_Given information_
####################

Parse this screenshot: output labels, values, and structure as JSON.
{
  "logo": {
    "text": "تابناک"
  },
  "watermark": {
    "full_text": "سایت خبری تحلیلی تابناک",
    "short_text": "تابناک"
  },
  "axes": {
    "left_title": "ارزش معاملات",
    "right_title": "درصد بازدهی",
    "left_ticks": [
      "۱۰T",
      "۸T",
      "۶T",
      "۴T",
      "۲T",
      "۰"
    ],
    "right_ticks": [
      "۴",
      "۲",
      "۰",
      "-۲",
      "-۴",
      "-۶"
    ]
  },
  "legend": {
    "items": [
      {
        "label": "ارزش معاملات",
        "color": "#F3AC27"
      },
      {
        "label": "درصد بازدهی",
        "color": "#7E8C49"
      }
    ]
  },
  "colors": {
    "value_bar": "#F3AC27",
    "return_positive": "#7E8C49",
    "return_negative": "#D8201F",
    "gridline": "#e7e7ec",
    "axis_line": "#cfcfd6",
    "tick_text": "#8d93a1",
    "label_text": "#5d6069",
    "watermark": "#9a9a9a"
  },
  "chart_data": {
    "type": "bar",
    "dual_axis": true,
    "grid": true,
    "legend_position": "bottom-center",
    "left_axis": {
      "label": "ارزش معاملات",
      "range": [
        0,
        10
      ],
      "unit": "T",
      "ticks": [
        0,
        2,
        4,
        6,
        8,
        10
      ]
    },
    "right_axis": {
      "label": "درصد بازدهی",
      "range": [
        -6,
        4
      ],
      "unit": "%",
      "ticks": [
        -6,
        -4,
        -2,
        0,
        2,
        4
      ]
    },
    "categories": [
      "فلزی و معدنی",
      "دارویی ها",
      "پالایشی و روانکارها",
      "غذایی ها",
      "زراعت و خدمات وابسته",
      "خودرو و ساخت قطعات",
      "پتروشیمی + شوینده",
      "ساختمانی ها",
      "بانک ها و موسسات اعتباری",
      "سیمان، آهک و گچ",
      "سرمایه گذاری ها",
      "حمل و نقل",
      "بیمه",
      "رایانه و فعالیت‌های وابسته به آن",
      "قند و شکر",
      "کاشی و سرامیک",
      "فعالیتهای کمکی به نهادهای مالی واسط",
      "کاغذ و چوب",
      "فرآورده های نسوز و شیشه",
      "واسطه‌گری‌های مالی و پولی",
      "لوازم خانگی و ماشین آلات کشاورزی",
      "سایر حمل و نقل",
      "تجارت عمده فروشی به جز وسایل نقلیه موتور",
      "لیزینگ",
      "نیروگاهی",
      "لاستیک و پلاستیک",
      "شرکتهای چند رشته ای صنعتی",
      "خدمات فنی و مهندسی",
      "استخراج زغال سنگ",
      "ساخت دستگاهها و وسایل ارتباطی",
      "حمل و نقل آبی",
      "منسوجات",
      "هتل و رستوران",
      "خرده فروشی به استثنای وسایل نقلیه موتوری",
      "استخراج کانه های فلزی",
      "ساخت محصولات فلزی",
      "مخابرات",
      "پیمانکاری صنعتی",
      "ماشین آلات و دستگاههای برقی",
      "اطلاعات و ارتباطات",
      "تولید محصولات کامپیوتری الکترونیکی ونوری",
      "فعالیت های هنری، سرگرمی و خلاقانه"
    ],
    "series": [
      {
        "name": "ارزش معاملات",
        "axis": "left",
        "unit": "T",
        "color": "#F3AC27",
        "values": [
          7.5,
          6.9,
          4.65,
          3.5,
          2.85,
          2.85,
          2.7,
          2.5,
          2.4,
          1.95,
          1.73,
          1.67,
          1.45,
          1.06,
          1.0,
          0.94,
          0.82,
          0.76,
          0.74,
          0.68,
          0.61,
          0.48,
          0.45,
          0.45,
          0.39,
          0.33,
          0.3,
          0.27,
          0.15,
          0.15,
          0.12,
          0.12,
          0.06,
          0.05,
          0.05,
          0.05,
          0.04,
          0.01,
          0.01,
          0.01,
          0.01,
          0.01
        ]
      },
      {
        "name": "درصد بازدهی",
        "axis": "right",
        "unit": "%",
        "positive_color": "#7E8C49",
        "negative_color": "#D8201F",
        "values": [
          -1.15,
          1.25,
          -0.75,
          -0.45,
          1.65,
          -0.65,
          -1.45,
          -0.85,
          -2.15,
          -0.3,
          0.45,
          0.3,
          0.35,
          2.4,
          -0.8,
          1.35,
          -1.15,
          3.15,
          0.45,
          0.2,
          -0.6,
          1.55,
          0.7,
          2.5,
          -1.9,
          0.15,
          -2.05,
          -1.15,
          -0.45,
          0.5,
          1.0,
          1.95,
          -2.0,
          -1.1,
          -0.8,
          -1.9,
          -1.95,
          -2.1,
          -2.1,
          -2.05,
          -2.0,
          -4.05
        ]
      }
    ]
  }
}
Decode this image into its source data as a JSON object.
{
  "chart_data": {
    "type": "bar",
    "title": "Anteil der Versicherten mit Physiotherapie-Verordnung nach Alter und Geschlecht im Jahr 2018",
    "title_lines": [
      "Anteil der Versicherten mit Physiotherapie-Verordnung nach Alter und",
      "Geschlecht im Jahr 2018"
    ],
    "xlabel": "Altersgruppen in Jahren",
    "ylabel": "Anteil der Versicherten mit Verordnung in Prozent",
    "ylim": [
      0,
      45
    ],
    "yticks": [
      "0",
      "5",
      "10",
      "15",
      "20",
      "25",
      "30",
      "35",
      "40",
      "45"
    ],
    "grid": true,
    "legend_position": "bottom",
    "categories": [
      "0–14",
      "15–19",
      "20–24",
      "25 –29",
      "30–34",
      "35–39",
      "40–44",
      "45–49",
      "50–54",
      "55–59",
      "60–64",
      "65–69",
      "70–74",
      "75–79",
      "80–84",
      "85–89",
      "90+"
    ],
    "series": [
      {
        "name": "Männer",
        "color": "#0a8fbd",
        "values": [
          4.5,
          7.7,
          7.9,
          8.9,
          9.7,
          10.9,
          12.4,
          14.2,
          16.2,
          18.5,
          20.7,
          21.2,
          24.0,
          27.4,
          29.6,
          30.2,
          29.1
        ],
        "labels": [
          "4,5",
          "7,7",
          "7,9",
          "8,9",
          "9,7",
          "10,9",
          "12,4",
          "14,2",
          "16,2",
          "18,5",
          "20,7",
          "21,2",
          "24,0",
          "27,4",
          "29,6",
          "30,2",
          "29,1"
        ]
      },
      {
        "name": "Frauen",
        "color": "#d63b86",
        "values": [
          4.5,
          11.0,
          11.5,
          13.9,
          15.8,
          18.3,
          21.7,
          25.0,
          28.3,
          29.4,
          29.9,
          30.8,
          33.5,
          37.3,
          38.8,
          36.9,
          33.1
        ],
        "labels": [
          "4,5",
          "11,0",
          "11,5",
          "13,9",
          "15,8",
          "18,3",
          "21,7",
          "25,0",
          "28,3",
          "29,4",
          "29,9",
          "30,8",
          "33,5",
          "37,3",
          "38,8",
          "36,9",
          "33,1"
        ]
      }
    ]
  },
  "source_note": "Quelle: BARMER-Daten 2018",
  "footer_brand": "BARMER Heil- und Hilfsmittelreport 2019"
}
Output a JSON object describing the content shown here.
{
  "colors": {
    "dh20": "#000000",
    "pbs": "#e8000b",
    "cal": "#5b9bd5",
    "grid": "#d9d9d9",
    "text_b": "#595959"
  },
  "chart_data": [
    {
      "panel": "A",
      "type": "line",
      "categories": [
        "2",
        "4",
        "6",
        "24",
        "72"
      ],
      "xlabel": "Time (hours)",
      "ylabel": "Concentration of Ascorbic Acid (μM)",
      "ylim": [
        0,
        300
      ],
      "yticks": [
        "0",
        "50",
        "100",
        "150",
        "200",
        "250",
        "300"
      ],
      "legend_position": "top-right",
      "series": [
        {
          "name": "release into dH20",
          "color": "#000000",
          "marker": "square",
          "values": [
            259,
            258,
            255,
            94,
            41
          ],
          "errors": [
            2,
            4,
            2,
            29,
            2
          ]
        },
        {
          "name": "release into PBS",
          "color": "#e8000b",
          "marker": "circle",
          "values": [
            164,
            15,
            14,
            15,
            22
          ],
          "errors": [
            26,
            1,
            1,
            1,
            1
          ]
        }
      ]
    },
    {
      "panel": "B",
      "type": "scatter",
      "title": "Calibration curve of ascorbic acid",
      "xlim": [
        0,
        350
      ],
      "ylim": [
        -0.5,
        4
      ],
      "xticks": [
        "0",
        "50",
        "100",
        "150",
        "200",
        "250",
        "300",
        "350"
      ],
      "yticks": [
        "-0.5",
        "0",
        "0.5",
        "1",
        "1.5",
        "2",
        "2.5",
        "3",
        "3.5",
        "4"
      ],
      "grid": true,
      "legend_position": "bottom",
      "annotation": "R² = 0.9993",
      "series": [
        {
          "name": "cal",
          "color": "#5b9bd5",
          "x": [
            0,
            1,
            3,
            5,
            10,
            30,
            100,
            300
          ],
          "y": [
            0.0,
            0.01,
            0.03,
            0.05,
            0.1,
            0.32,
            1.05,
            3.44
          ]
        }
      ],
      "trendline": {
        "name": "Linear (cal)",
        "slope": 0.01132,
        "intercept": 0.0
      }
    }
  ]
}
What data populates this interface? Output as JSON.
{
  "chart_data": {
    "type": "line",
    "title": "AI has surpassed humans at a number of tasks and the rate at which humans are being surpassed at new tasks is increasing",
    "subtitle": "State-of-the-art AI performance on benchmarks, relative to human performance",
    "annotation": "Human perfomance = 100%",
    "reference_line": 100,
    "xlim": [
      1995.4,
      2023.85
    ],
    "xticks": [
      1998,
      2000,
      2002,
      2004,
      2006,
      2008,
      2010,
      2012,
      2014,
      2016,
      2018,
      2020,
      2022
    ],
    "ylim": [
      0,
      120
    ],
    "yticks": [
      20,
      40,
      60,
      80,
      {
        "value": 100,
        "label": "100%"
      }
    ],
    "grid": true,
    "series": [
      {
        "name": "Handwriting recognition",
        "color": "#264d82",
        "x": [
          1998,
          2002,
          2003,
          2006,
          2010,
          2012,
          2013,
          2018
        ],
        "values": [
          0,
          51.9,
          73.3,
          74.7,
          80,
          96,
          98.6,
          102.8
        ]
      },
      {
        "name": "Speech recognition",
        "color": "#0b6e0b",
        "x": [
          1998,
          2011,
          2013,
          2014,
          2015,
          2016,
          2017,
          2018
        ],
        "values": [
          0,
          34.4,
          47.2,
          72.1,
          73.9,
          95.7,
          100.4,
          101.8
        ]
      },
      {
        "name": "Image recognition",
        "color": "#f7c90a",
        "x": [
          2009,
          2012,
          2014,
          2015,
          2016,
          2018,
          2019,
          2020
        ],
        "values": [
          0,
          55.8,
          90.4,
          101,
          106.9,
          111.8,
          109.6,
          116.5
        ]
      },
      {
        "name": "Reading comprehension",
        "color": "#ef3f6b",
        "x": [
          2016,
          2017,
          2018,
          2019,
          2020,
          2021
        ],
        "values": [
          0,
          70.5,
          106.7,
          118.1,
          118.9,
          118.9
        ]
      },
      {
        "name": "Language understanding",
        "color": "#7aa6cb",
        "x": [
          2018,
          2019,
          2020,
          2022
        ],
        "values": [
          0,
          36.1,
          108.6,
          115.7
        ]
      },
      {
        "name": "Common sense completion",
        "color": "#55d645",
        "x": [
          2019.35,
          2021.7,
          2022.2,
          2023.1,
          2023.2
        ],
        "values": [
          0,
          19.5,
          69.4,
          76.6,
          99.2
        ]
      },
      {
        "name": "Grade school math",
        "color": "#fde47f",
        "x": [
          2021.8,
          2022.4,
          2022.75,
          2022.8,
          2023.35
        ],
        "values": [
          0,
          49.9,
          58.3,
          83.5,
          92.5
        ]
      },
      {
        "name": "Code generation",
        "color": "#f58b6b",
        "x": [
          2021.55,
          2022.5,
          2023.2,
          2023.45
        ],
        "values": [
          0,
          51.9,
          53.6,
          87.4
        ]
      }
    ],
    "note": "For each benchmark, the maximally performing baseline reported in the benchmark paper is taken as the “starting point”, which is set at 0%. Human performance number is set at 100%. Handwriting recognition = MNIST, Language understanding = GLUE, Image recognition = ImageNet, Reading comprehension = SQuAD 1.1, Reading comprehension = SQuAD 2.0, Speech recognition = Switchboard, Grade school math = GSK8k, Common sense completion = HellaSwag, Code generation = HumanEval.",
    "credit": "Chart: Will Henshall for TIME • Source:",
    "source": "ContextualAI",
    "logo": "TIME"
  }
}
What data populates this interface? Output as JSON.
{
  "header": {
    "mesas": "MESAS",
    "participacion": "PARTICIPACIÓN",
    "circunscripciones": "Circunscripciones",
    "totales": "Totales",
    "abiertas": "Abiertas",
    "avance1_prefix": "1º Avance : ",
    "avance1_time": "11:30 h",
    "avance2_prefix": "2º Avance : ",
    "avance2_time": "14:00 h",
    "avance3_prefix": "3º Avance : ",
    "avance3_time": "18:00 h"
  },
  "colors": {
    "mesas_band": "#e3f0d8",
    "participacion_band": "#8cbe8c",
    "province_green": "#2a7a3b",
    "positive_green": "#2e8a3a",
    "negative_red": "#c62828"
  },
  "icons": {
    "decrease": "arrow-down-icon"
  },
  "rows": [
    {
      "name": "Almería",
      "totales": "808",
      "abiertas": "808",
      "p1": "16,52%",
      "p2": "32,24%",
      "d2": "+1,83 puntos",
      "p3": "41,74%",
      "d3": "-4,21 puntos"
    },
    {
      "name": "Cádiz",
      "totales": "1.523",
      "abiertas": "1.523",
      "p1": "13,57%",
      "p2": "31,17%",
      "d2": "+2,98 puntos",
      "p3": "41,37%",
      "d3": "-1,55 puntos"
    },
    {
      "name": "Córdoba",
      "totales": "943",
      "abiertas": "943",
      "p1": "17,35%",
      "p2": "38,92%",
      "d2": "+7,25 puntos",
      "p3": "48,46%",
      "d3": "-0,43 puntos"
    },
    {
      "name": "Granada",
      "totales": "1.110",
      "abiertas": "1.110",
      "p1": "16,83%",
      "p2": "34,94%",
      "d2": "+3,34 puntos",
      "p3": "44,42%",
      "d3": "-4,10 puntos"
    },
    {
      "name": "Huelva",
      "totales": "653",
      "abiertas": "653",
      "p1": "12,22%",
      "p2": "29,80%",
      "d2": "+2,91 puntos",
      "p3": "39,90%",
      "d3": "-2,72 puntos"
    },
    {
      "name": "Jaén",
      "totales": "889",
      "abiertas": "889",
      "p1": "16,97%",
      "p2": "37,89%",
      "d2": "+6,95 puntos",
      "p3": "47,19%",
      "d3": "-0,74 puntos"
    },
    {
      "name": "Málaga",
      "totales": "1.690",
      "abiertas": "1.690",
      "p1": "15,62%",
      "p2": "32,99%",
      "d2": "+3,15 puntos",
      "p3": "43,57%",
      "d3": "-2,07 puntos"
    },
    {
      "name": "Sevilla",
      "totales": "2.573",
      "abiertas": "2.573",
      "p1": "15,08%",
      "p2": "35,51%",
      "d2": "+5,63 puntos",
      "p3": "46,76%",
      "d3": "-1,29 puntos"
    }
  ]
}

####################

_The exercise_
Pull every line containing the word "Physiotherapie" out of the material and copy it.

_Expected answer_
    "title": "Anteil der Versicherten mit Physiotherapie-Verordnung nach Alter und Geschlecht im Jahr 2018",
      "Anteil der Versicherten mit Physiotherapie-Verordnung nach Alter und",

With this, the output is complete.